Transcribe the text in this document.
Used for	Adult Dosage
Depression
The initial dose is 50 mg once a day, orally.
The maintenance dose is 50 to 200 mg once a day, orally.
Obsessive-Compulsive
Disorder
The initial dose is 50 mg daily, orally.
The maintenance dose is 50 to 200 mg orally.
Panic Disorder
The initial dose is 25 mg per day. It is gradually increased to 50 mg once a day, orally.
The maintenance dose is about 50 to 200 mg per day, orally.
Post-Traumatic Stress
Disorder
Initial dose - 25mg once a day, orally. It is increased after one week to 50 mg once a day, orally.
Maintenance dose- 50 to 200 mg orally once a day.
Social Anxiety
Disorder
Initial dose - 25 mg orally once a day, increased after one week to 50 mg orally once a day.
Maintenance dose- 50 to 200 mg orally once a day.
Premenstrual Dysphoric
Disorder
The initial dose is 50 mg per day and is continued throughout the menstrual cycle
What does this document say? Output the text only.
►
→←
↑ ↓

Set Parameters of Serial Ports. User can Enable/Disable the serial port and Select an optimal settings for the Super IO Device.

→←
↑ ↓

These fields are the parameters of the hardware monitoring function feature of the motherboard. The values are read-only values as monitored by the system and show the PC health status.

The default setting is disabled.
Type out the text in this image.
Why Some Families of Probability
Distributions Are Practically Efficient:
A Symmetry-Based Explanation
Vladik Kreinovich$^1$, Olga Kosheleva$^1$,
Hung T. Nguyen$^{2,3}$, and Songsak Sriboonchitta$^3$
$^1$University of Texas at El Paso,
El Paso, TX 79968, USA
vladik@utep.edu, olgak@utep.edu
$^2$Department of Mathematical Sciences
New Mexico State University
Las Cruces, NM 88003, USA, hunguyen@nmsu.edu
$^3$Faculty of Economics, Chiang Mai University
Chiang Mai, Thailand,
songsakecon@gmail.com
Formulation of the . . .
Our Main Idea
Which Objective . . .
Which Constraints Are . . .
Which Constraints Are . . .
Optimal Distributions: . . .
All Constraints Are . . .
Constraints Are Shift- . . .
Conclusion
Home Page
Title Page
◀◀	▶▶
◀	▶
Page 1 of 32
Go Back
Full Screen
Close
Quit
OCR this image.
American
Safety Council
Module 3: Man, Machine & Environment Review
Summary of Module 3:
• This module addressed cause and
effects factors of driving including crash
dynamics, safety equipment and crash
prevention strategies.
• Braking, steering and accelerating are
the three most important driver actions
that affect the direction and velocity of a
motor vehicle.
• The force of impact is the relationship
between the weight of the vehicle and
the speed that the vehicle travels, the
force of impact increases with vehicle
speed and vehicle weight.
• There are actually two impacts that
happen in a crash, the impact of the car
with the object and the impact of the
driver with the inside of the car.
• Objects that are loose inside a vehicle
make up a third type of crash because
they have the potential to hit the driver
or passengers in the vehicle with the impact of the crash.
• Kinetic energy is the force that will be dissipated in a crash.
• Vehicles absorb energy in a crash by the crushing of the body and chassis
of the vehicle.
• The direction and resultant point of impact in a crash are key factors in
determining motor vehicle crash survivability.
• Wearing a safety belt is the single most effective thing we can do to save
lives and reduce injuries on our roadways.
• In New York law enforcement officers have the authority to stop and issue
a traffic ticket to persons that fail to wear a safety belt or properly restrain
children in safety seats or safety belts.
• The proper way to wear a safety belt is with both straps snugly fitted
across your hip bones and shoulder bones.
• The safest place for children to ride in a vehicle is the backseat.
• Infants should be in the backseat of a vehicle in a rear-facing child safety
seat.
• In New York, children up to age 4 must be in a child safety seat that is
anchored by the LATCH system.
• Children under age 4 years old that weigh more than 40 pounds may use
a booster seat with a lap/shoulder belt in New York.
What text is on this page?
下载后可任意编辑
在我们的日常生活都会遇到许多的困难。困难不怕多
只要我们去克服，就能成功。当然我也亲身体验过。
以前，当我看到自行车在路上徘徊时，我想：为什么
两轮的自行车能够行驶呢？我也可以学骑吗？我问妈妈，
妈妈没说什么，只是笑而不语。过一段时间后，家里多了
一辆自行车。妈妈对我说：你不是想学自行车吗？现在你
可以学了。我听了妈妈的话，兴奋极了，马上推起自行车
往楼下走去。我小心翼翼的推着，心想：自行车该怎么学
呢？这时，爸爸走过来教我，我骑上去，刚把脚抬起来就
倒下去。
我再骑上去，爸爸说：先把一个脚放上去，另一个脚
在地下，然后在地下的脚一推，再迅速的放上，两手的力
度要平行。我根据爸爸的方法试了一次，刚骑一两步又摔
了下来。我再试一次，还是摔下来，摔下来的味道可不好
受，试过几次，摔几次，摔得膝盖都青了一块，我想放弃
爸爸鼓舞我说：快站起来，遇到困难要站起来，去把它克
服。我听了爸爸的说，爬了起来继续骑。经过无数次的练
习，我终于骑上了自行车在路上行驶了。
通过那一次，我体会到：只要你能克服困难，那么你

◇ ◇ ◇ ◇ ◇

=== INSTRUCTION ===
Find each line that has the word "only", then copy it out.

=== WRITTEN SOLUTION ===
What does this document say? Output the text only.
These fields are the parameters of the hardware monitoring function feature of the motherboard. The values are read-only values as monitored by the system and show the PC health status.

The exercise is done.